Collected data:
..........
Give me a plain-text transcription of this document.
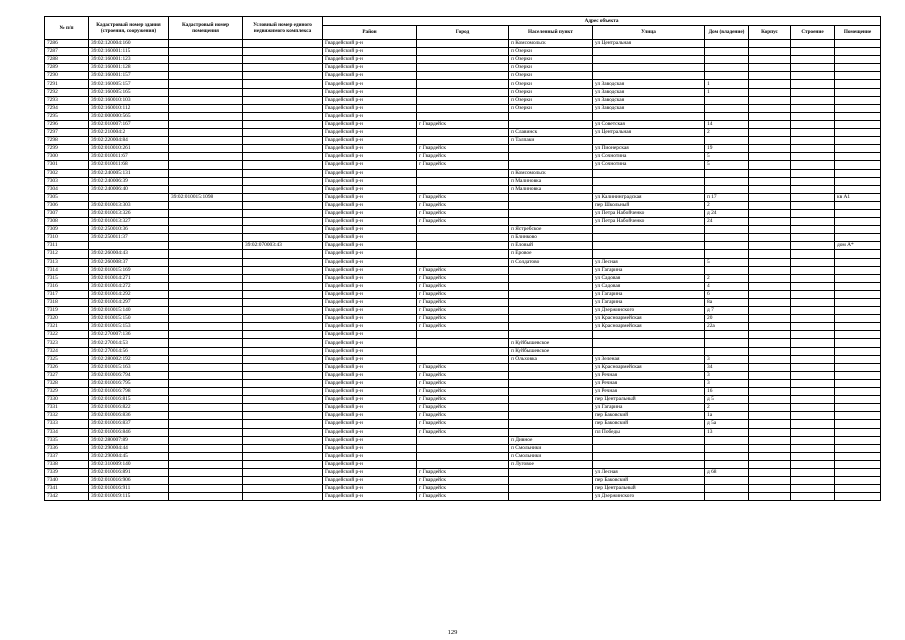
№ п/п	Кадастровый номер здания (строения, сооружения)	Кадастровый номер помещения	Условный номер единого недвижимого комплекса	Адрес объекта							
				Район	Город	Населенный пункт	Улица	Дом (владение)	Корпус	Строение	Помещение
7286	39:02:120004:160			Гвардейский р-н		п Комсомольск	ул Центральная				
7287	39:02:160001:115			Гвардейский р-н		п Озерки					
7288	39:02:160001:123			Гвардейский р-н		п Озерки					
7289	39:02:160001:128			Гвардейский р-н		п Озерки					
7290	39:02:160001:157			Гвардейский р-н		п Озерки					
7291	39:02:160005:157			Гвардейский р-н		п Озерки	ул Заводская	1			
7292	39:02:160005:165			Гвардейский р-н		п Озерки	ул Заводская	1			
7293	39:02:160010:103			Гвардейский р-н		п Озерки	ул Заводская				
7294	39:02:160010:112			Гвардейский р-н		п Озерки	ул Заводская				
7295	39:02:000000:565			Гвардейский р-н							
7296	39:02:010007:167			Гвардейский р-н	г Гвардейск		ул Советская	14			
7297	39:02:210004:2			Гвардейский р-н		п Славинск	ул Центральная	2			
7298	39:02:220004:84			Гвардейский р-н		п Талпаки					
7299	39:02:010010:261			Гвардейский р-н	г Гвардейск		ул Пионерская	19			
7300	39:02:010011:67			Гвардейский р-н	г Гвардейск		ул Сочнотина	5			
7301	39:02:010011:68			Гвардейский р-н	г Гвардейск		ул Сочнотина	5			
7302	39:02:240005:131			Гвардейский р-н		п Комсомольск					
7303	39:02:240006:39			Гвардейский р-н		п Малиновка					
7304	39:02:240006:40			Гвардейский р-н		п Малиновка					
7305		39:02:010015:1098		Гвардейский р-н	г Гвардейск		ул Калининградская	п 17			кв А1
7306	39:02:010013:303			Гвардейский р-н	г Гвардейск		пер Школьный	2			
7307	39:02:010013:326			Гвардейский р-н	г Гвардейск		ул Петра Набойченко	д 24			
7308	39:02:010013:327			Гвардейский р-н	г Гвардейск		ул Петра Набойченко	24			
7309	39:02:250010:36			Гвардейский р-н		п Ястребское					
7310	39:02:250011:37			Гвардейский р-н		п Блинково					
7311			39:02:070003:43	Гвардейский р-н		п Еловый					дом А*
7312	39:02:260004:43			Гвардейский р-н		п Еровое					
7313	39:02:260008:37			Гвардейский р-н		п Солдатово	ул Лесная	5			
7314	39:02:010015:169			Гвардейский р-н	г Гвардейск		ул Гагарина				
7315	39:02:010014:271			Гвардейский р-н	г Гвардейск		ул Садовая	2			
7316	39:02:010014:272			Гвардейский р-н	г Гвардейск		ул Садовая	4			
7317	39:02:010014:292			Гвардейский р-н	г Гвардейск		ул Гагарина	6			
7318	39:02:010014:297			Гвардейский р-н	г Гвардейск		ул Гагарина	8а			
7319	39:02:010015:140			Гвардейский р-н	г Гвардейск		ул Дзержинского	д 7			
7320	39:02:010015:150			Гвардейский р-н	г Гвардейск		ул Красноармейская	20			
7321	39:02:010015:153			Гвардейский р-н	г Гвардейск		ул Красноармейская	22а			
7322	39:02:270007:136			Гвардейский р-н							
7323	39:02:270014:53			Гвардейский р-н		п Куйбышевское					
7324	39:02:270014:56			Гвардейский р-н		п Куйбышевское					
7325	39:02:280002:192			Гвардейский р-н		п Ольховка	ул Зеленая	3			
7326	39:02:010015:163			Гвардейский р-н	г Гвардейск		ул Красноармейская	34			
7327	39:02:010016:794			Гвардейский р-н	г Гвардейск		ул Речная	3			
7328	39:02:010016:795			Гвардейский р-н	г Гвардейск		ул Речная	3			
7329	39:02:010016:798			Гвардейский р-н	г Гвардейск		ул Речная	16			
7330	39:02:010016:815			Гвардейский р-н	г Гвардейск		пер Центральный	д 5			
7331	39:02:010016:822			Гвардейский р-н	г Гвардейск		ул Гагарина	2			
7332	39:02:010016:836			Гвардейский р-н	г Гвардейск		пер Баковский	1а			
7333	39:02:010016:837			Гвардейский р-н	г Гвардейск		пер Баковский	д 5а			
7334	39:02:010016:846			Гвардейский р-н	г Гвардейск		пл Победы	13			
7335	39:02:280007:89			Гвардейский р-н		п Дивное					
7336	39:02:290004:44			Гвардейский р-н		п Смольники					
7337	39:02:290004:45			Гвардейский р-н		п Смольники					
7338	39:02:310009:140			Гвардейский р-н		п Луговое					
7339	39:02:010016:891			Гвардейский р-н	г Гвардейск		ул Лесная	д 68			
7340	39:02:010016:906			Гвардейский р-н	г Гвардейск		пер Баковский				
7341	39:02:010016:911			Гвардейский р-н	г Гвардейск		пер Центральный				
7342	39:02:010019:115			Гвардейский р-н	г Гвардейск		ул Дзержинского				
129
..........
Goal: Which lines above hold the word "Набойченко"? Copy each of them.

Complete response:
7307	39:02:010013:326			Гвардейский р-н	г Гвардейск		ул Петра Набойченко	д 24			
7308	39:02:010013:327			Гвардейский р-н	г Гвардейск		ул Петра Набойченко	24			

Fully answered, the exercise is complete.